__WHAT IS EXPECTED__.
Which lines below hold the word "rating"? Copy all of them.

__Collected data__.
---*---

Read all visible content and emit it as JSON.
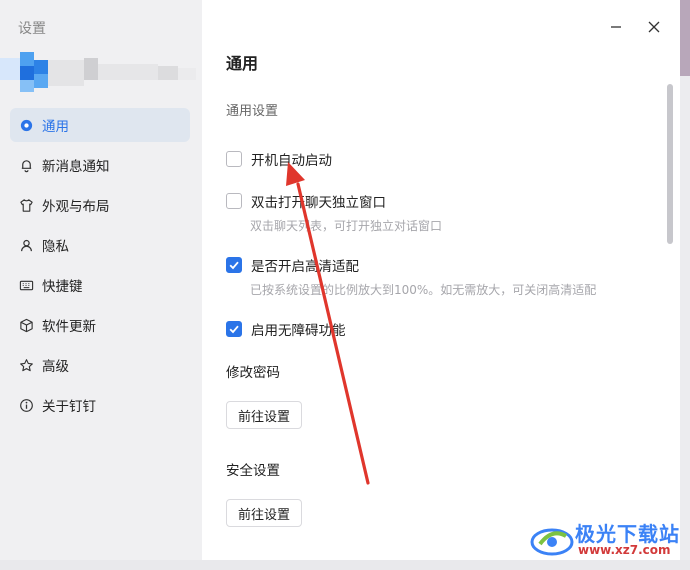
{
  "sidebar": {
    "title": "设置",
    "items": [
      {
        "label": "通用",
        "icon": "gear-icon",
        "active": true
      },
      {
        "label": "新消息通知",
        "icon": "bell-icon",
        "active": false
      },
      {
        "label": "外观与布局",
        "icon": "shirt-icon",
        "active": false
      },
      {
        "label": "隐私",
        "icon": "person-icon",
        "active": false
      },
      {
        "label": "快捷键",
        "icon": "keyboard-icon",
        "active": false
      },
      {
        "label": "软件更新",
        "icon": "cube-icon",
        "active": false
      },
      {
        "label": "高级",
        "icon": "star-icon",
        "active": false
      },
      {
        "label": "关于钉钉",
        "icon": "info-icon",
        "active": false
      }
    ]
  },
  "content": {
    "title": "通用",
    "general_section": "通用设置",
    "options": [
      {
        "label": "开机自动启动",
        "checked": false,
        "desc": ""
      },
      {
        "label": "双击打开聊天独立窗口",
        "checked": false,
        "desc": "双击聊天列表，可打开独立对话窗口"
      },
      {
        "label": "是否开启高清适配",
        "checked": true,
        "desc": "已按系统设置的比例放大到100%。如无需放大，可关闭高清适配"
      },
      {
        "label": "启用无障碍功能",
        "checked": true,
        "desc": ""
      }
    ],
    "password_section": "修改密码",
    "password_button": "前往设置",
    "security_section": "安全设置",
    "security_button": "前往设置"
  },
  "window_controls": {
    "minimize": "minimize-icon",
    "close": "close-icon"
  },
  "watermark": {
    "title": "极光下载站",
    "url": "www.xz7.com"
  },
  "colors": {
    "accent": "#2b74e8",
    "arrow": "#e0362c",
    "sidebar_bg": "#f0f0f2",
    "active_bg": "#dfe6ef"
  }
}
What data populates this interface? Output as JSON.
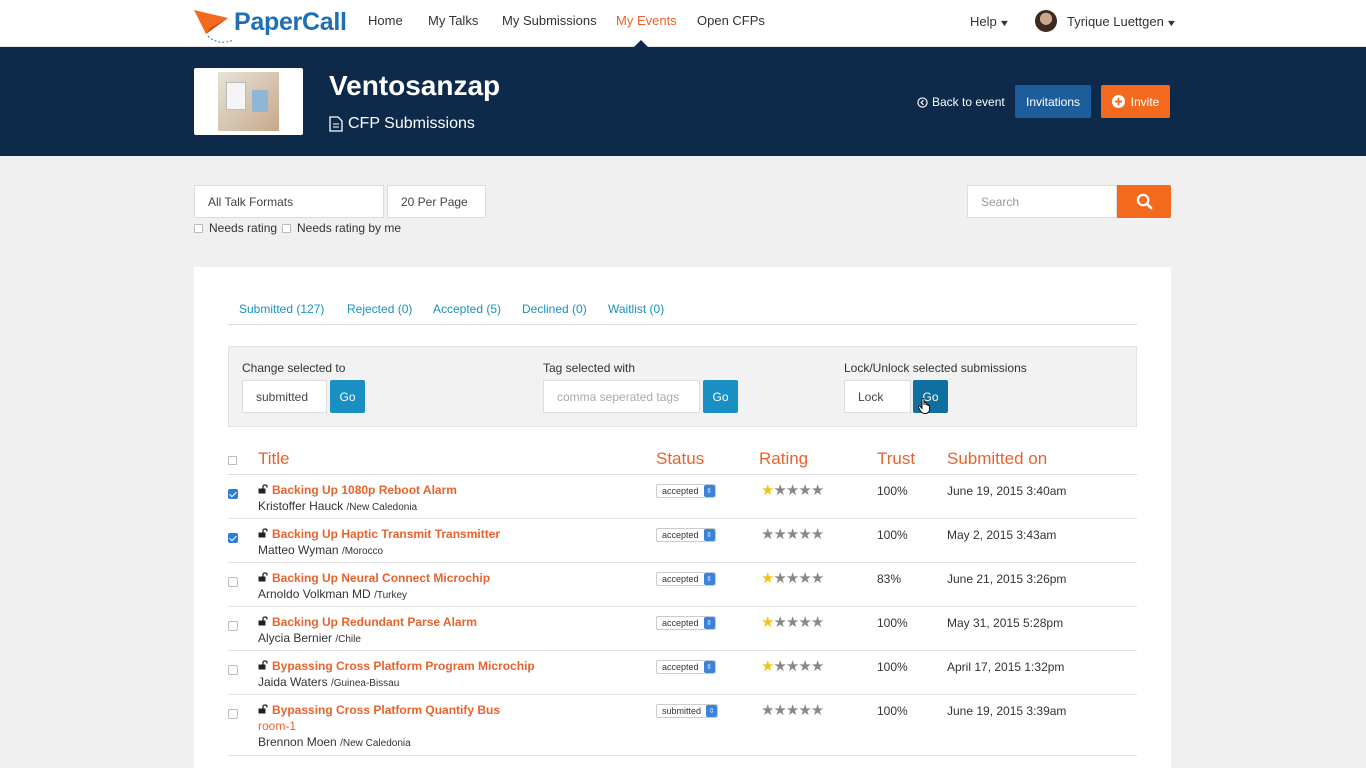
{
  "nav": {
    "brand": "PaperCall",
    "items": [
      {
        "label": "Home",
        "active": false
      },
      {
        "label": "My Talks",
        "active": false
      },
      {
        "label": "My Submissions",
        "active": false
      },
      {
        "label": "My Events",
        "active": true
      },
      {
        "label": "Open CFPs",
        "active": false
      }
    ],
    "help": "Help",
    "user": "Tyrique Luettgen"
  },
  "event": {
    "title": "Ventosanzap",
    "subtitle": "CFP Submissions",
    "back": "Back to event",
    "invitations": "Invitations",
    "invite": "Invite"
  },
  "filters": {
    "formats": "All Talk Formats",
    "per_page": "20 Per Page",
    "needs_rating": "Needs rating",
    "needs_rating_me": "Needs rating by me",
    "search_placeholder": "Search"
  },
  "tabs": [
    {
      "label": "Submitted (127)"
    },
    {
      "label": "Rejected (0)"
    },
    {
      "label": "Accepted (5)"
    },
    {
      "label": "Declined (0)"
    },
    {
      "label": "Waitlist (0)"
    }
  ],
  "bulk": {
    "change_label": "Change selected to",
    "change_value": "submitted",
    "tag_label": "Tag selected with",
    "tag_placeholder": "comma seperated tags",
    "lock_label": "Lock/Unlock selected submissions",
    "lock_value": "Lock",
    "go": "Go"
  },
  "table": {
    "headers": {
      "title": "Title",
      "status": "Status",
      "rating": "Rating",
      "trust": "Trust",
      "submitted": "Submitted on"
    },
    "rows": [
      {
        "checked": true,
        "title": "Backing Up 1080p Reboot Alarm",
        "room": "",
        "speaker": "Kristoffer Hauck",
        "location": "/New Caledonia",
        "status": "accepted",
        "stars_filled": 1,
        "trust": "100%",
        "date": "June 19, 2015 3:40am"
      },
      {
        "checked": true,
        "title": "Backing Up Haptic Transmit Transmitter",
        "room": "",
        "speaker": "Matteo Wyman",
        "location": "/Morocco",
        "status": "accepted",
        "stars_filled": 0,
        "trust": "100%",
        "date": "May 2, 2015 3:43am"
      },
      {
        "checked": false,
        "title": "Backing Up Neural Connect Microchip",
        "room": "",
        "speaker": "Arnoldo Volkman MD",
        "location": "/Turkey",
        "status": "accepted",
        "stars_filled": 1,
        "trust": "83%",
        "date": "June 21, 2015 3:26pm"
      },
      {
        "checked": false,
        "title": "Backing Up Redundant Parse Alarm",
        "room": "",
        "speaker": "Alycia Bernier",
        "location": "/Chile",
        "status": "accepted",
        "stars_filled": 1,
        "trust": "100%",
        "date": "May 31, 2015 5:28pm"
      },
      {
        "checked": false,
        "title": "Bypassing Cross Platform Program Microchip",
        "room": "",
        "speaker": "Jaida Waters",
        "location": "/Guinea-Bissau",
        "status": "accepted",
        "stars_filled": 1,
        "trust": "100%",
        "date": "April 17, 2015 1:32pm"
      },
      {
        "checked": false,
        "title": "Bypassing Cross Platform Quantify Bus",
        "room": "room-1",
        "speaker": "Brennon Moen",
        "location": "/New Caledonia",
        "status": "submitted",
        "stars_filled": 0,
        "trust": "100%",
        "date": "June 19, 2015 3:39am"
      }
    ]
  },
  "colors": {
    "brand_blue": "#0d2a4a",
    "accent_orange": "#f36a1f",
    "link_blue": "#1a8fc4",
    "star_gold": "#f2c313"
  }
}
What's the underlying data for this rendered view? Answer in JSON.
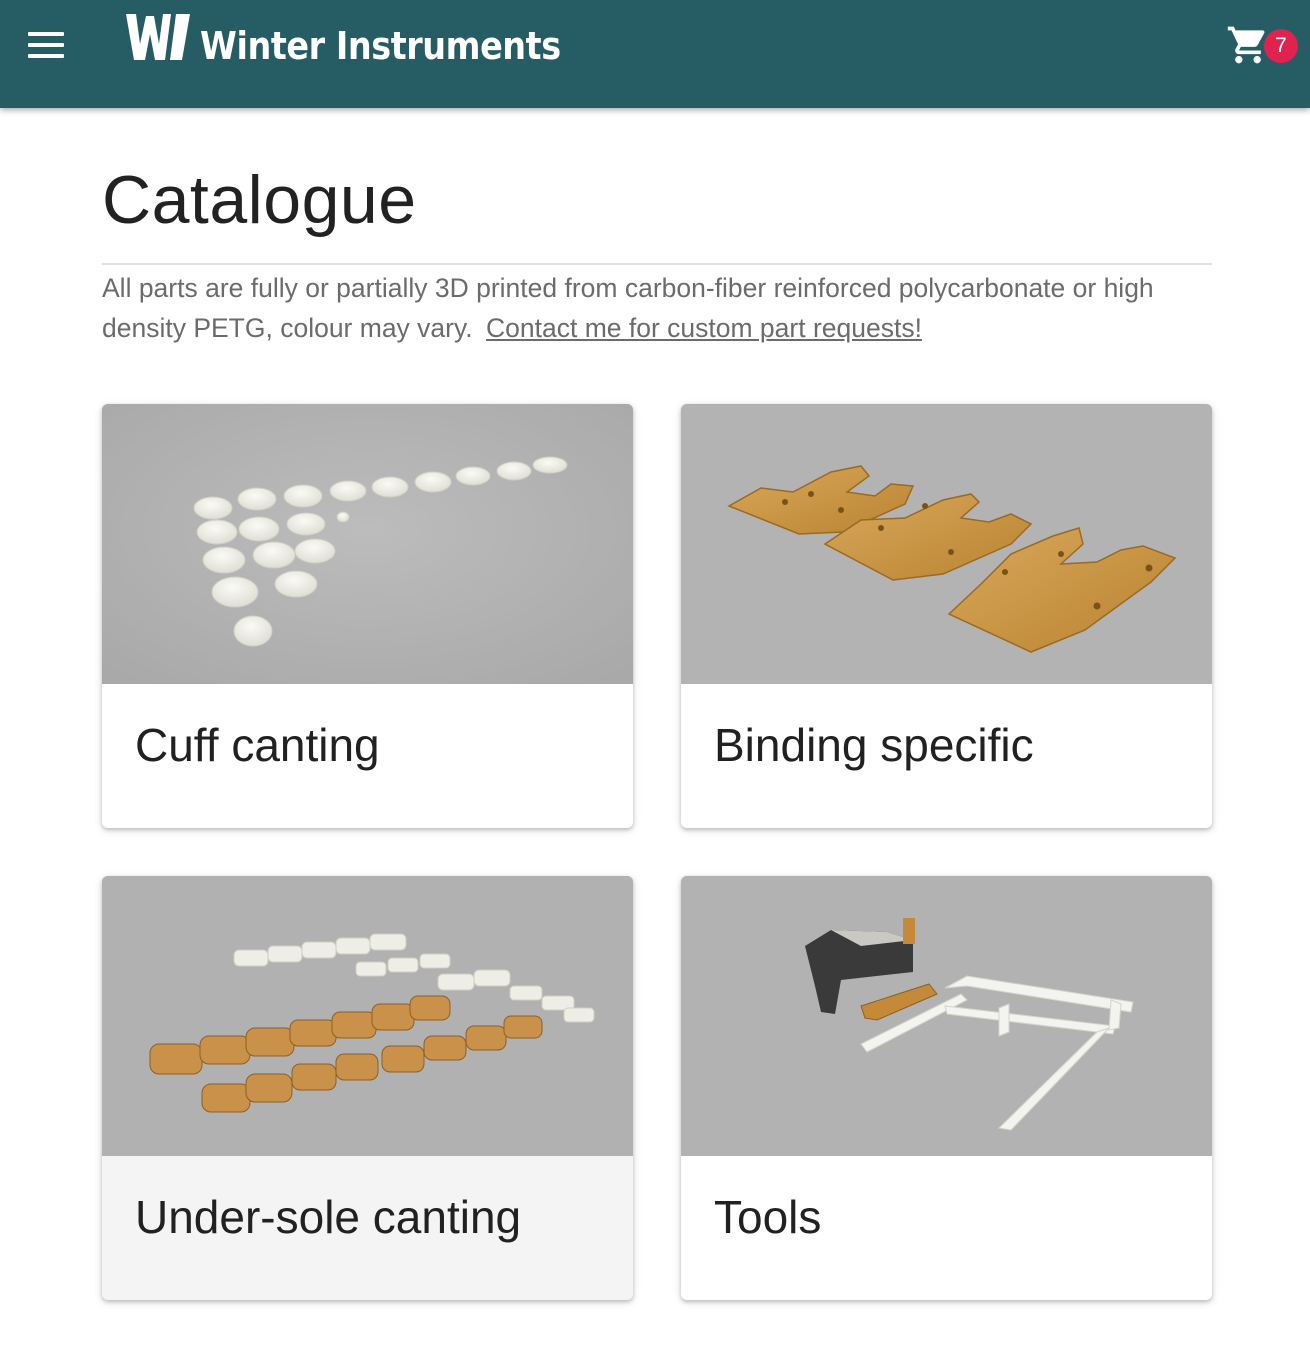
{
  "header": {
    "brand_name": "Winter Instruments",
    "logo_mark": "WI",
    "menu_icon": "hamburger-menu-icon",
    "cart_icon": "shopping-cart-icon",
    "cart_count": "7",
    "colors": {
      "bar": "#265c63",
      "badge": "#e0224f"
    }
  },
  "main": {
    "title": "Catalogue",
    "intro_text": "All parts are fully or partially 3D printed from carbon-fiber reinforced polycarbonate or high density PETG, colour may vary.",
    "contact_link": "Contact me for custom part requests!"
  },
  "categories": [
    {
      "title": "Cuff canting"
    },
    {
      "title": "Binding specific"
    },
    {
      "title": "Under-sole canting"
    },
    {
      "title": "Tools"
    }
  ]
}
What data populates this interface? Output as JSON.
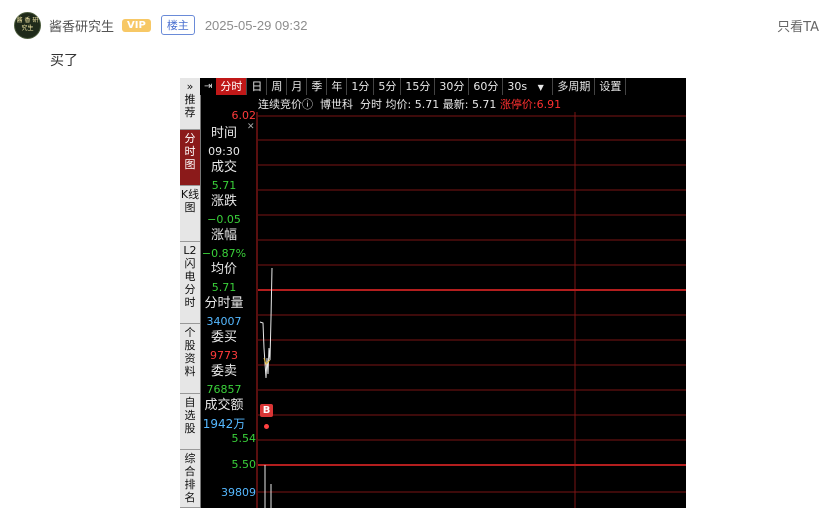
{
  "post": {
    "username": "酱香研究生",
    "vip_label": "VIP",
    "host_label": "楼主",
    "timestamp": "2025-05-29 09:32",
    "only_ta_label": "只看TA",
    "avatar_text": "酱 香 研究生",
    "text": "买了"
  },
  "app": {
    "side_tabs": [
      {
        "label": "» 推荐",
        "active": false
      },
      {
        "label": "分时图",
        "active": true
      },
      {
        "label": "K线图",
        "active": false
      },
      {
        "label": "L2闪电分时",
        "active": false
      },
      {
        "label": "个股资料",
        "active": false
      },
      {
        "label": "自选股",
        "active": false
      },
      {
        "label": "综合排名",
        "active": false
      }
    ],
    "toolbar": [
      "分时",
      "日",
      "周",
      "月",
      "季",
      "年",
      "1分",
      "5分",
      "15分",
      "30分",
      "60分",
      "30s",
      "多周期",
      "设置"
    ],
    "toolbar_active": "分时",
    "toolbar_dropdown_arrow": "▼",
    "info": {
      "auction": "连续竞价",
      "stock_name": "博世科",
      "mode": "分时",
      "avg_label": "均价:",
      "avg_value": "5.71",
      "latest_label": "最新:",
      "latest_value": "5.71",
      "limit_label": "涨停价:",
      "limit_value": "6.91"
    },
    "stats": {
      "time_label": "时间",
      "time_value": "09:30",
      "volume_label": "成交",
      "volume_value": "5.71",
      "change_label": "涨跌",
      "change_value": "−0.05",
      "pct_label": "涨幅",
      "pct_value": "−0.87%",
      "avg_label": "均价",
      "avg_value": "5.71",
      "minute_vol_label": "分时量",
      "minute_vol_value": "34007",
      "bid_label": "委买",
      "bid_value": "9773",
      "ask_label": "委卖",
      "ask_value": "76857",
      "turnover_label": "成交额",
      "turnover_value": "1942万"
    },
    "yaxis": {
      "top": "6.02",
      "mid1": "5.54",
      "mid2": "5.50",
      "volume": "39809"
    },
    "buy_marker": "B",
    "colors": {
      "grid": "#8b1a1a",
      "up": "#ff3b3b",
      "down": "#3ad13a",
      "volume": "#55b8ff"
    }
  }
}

---*---

__SOLUTION__.
    "needs_rating": "Needs rating",
    "needs_rating_me": "Needs rating by me",
      "rating": "Rating",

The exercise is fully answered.